__What you have to do__: Line by line, give the data again exactly as it appears.
# # # #
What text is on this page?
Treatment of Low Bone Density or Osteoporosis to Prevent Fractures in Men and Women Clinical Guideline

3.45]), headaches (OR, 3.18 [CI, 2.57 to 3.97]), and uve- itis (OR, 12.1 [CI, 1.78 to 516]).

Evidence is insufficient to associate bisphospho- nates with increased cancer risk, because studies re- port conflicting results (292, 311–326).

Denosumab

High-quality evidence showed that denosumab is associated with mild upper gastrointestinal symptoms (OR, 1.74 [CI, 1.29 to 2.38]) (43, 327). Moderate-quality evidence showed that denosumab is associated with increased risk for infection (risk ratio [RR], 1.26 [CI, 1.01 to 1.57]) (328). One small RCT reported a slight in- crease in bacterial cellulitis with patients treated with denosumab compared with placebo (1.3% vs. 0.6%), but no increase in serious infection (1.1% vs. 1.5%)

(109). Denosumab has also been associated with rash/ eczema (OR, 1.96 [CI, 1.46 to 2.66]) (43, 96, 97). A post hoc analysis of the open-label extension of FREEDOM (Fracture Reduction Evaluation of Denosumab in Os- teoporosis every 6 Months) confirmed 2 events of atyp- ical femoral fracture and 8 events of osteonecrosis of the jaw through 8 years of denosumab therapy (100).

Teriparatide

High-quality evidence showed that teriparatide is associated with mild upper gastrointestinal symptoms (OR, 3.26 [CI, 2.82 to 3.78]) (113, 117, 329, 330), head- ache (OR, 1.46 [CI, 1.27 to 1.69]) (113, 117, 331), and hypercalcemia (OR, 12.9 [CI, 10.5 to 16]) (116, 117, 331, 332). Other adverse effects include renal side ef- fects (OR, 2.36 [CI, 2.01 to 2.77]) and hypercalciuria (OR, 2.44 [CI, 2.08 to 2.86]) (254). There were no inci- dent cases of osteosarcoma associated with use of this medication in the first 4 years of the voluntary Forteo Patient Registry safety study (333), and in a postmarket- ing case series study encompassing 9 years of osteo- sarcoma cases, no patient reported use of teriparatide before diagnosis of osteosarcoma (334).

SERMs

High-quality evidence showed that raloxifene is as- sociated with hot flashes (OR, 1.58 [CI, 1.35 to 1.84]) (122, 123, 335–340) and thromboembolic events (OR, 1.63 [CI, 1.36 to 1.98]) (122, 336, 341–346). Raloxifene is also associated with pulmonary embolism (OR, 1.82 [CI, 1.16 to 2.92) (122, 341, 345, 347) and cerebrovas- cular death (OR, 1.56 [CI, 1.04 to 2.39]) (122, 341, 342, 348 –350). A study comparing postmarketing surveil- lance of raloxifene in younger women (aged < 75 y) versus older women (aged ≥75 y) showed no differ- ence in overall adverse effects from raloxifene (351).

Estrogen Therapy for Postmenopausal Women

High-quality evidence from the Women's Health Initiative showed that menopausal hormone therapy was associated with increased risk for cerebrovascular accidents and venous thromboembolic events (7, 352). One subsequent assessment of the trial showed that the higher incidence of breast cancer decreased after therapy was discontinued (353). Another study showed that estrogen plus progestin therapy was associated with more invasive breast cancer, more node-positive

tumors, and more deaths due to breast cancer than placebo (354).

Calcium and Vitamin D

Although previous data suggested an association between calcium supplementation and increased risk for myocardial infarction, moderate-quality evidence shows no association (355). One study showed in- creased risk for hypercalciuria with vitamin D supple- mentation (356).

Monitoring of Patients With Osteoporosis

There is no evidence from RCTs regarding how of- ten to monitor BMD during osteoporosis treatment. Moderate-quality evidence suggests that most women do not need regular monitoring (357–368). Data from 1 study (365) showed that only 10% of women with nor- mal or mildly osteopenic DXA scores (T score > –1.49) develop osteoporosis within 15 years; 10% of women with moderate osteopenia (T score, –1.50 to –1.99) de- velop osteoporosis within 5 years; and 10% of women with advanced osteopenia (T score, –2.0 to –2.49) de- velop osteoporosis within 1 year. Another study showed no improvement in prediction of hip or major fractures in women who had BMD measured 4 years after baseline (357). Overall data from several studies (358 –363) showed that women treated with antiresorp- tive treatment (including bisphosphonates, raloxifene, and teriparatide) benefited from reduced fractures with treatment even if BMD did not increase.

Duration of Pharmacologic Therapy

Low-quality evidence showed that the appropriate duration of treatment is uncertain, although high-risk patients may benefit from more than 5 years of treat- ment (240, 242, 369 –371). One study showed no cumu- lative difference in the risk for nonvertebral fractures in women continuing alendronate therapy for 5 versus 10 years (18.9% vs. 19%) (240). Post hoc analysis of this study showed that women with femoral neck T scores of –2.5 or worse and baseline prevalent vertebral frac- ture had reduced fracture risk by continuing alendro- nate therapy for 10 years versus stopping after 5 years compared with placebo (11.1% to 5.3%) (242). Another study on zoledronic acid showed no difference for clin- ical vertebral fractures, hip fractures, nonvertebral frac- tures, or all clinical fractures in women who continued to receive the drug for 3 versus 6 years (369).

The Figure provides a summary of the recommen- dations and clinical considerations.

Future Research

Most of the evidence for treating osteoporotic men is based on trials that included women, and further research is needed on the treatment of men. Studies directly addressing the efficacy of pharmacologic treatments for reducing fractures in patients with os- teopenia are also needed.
# # # #
__Task solution__:
What text is on this page?
Treatment of Low Bone Density or Osteoporosis to Prevent Fractures in Men and Women Clinical Guideline

3.45]), headaches (OR, 3.18 [CI, 2.57 to 3.97]), and uve- itis (OR, 12.1 [CI, 1.78 to 516]).

Evidence is insufficient to associate bisphospho- nates with increased cancer risk, because studies re- port conflicting results (292, 311–326).

Denosumab

High-quality evidence showed that denosumab is associated with mild upper gastrointestinal symptoms (OR, 1.74 [CI, 1.29 to 2.38]) (43, 327). Moderate-quality evidence showed that denosumab is associated with increased risk for infection (risk ratio [RR], 1.26 [CI, 1.01 to 1.57]) (328). One small RCT reported a slight in- crease in bacterial cellulitis with patients treated with denosumab compared with placebo (1.3% vs. 0.6%), but no increase in serious infection (1.1% vs. 1.5%)

(109). Denosumab has also been associated with rash/ eczema (OR, 1.96 [CI, 1.46 to 2.66]) (43, 96, 97). A post hoc analysis of the open-label extension of FREEDOM (Fracture Reduction Evaluation of Denosumab in Os- teoporosis every 6 Months) confirmed 2 events of atyp- ical femoral fracture and 8 events of osteonecrosis of the jaw through 8 years of denosumab therapy (100).

Teriparatide

High-quality evidence showed that teriparatide is associated with mild upper gastrointestinal symptoms (OR, 3.26 [CI, 2.82 to 3.78]) (113, 117, 329, 330), head- ache (OR, 1.46 [CI, 1.27 to 1.69]) (113, 117, 331), and hypercalcemia (OR, 12.9 [CI, 10.5 to 16]) (116, 117, 331, 332). Other adverse effects include renal side ef- fects (OR, 2.36 [CI, 2.01 to 2.77]) and hypercalciuria (OR, 2.44 [CI, 2.08 to 2.86]) (254). There were no inci- dent cases of osteosarcoma associated with use of this medication in the first 4 years of the voluntary Forteo Patient Registry safety study (333), and in a postmarket- ing case series study encompassing 9 years of osteo- sarcoma cases, no patient reported use of teriparatide before diagnosis of osteosarcoma (334).

SERMs

High-quality evidence showed that raloxifene is as- sociated with hot flashes (OR, 1.58 [CI, 1.35 to 1.84]) (122, 123, 335–340) and thromboembolic events (OR, 1.63 [CI, 1.36 to 1.98]) (122, 336, 341–346). Raloxifene is also associated with pulmonary embolism (OR, 1.82 [CI, 1.16 to 2.92) (122, 341, 345, 347) and cerebrovas- cular death (OR, 1.56 [CI, 1.04 to 2.39]) (122, 341, 342, 348 –350). A study comparing postmarketing surveil- lance of raloxifene in younger women (aged < 75 y) versus older women (aged ≥75 y) showed no differ- ence in overall adverse effects from raloxifene (351).

Estrogen Therapy for Postmenopausal Women

High-quality evidence from the Women's Health Initiative showed that menopausal hormone therapy was associated with increased risk for cerebrovascular accidents and venous thromboembolic events (7, 352). One subsequent assessment of the trial showed that the higher incidence of breast cancer decreased after therapy was discontinued (353). Another study showed that estrogen plus progestin therapy was associated with more invasive breast cancer, more node-positive

tumors, and more deaths due to breast cancer than placebo (354).

Calcium and Vitamin D

Although previous data suggested an association between calcium supplementation and increased risk for myocardial infarction, moderate-quality evidence shows no association (355). One study showed in- creased risk for hypercalciuria with vitamin D supple- mentation (356).

Monitoring of Patients With Osteoporosis

There is no evidence from RCTs regarding how of- ten to monitor BMD during osteoporosis treatment. Moderate-quality evidence suggests that most women do not need regular monitoring (357–368). Data from 1 study (365) showed that only 10% of women with nor- mal or mildly osteopenic DXA scores (T score > –1.49) develop osteoporosis within 15 years; 10% of women with moderate osteopenia (T score, –1.50 to –1.99) de- velop osteoporosis within 5 years; and 10% of women with advanced osteopenia (T score, –2.0 to –2.49) de- velop osteoporosis within 1 year. Another study showed no improvement in prediction of hip or major fractures in women who had BMD measured 4 years after baseline (357). Overall data from several studies (358 –363) showed that women treated with antiresorp- tive treatment (including bisphosphonates, raloxifene, and teriparatide) benefited from reduced fractures with treatment even if BMD did not increase.

Duration of Pharmacologic Therapy

Low-quality evidence showed that the appropriate duration of treatment is uncertain, although high-risk patients may benefit from more than 5 years of treat- ment (240, 242, 369 –371). One study showed no cumu- lative difference in the risk for nonvertebral fractures in women continuing alendronate therapy for 5 versus 10 years (18.9% vs. 19%) (240). Post hoc analysis of this study showed that women with femoral neck T scores of –2.5 or worse and baseline prevalent vertebral frac- ture had reduced fracture risk by continuing alendro- nate therapy for 10 years versus stopping after 5 years compared with placebo (11.1% to 5.3%) (242). Another study on zoledronic acid showed no difference for clin- ical vertebral fractures, hip fractures, nonvertebral frac- tures, or all clinical fractures in women who continued to receive the drug for 3 versus 6 years (369).

The Figure provides a summary of the recommen- dations and clinical considerations.

Future Research

Most of the evidence for treating osteoporotic men is based on trials that included women, and further research is needed on the treatment of men. Studies directly addressing the efficacy of pharmacologic treatments for reducing fractures in patients with os- teopenia are also needed.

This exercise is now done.